**** Task data ****
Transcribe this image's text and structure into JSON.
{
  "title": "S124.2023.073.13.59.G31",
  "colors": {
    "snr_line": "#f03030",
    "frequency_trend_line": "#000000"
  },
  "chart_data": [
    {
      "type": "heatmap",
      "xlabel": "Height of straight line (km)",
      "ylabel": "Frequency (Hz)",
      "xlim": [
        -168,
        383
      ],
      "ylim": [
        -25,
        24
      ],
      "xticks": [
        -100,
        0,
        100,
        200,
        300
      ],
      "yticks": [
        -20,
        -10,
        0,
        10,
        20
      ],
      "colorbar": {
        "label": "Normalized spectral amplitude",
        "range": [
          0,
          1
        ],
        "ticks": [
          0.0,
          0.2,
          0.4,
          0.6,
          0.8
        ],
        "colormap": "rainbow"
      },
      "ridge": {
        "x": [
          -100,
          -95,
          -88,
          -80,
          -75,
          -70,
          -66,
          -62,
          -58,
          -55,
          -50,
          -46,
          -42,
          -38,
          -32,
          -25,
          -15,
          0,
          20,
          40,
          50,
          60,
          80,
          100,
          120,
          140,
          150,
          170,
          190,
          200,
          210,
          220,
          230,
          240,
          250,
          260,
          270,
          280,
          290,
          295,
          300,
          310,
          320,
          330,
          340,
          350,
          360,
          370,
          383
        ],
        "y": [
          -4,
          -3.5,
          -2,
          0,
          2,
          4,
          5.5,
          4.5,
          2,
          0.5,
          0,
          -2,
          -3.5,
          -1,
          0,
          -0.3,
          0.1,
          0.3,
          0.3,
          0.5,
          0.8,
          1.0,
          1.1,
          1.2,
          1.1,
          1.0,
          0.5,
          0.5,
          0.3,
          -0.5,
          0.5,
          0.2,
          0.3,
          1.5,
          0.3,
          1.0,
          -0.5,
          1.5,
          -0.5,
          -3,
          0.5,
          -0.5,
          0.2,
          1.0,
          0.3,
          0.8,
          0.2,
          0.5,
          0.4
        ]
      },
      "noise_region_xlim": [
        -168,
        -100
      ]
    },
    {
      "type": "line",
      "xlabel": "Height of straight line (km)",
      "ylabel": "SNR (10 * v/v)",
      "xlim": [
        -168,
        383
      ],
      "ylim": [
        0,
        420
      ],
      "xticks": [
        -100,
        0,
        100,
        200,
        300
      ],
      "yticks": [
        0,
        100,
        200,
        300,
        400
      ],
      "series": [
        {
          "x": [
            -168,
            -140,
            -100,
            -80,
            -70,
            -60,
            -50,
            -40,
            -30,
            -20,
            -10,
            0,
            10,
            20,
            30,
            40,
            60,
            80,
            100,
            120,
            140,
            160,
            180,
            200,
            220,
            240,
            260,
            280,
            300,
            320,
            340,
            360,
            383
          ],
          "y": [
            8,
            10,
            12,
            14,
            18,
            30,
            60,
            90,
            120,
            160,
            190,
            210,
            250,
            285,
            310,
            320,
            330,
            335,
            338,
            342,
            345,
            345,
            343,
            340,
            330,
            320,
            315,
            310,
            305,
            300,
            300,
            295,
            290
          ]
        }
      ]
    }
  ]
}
****
▸ **What you will do**
Transcribe the data. Leave every line exactly as it is.

▸ **Exercise solution**
Transcribe this image's text and structure into JSON.
{
  "title": "S124.2023.073.13.59.G31",
  "colors": {
    "snr_line": "#f03030",
    "frequency_trend_line": "#000000"
  },
  "chart_data": [
    {
      "type": "heatmap",
      "xlabel": "Height of straight line (km)",
      "ylabel": "Frequency (Hz)",
      "xlim": [
        -168,
        383
      ],
      "ylim": [
        -25,
        24
      ],
      "xticks": [
        -100,
        0,
        100,
        200,
        300
      ],
      "yticks": [
        -20,
        -10,
        0,
        10,
        20
      ],
      "colorbar": {
        "label": "Normalized spectral amplitude",
        "range": [
          0,
          1
        ],
        "ticks": [
          0.0,
          0.2,
          0.4,
          0.6,
          0.8
        ],
        "colormap": "rainbow"
      },
      "ridge": {
        "x": [
          -100,
          -95,
          -88,
          -80,
          -75,
          -70,
          -66,
          -62,
          -58,
          -55,
          -50,
          -46,
          -42,
          -38,
          -32,
          -25,
          -15,
          0,
          20,
          40,
          50,
          60,
          80,
          100,
          120,
          140,
          150,
          170,
          190,
          200,
          210,
          220,
          230,
          240,
          250,
          260,
          270,
          280,
          290,
          295,
          300,
          310,
          320,
          330,
          340,
          350,
          360,
          370,
          383
        ],
        "y": [
          -4,
          -3.5,
          -2,
          0,
          2,
          4,
          5.5,
          4.5,
          2,
          0.5,
          0,
          -2,
          -3.5,
          -1,
          0,
          -0.3,
          0.1,
          0.3,
          0.3,
          0.5,
          0.8,
          1.0,
          1.1,
          1.2,
          1.1,
          1.0,
          0.5,
          0.5,
          0.3,
          -0.5,
          0.5,
          0.2,
          0.3,
          1.5,
          0.3,
          1.0,
          -0.5,
          1.5,
          -0.5,
          -3,
          0.5,
          -0.5,
          0.2,
          1.0,
          0.3,
          0.8,
          0.2,
          0.5,
          0.4
        ]
      },
      "noise_region_xlim": [
        -168,
        -100
      ]
    },
    {
      "type": "line",
      "xlabel": "Height of straight line (km)",
      "ylabel": "SNR (10 * v/v)",
      "xlim": [
        -168,
        383
      ],
      "ylim": [
        0,
        420
      ],
      "xticks": [
        -100,
        0,
        100,
        200,
        300
      ],
      "yticks": [
        0,
        100,
        200,
        300,
        400
      ],
      "series": [
        {
          "x": [
            -168,
            -140,
            -100,
            -80,
            -70,
            -60,
            -50,
            -40,
            -30,
            -20,
            -10,
            0,
            10,
            20,
            30,
            40,
            60,
            80,
            100,
            120,
            140,
            160,
            180,
            200,
            220,
            240,
            260,
            280,
            300,
            320,
            340,
            360,
            383
          ],
          "y": [
            8,
            10,
            12,
            14,
            18,
            30,
            60,
            90,
            120,
            160,
            190,
            210,
            250,
            285,
            310,
            320,
            330,
            335,
            338,
            342,
            345,
            345,
            343,
            340,
            330,
            320,
            315,
            310,
            305,
            300,
            300,
            295,
            290
          ]
        }
      ]
    }
  ]
}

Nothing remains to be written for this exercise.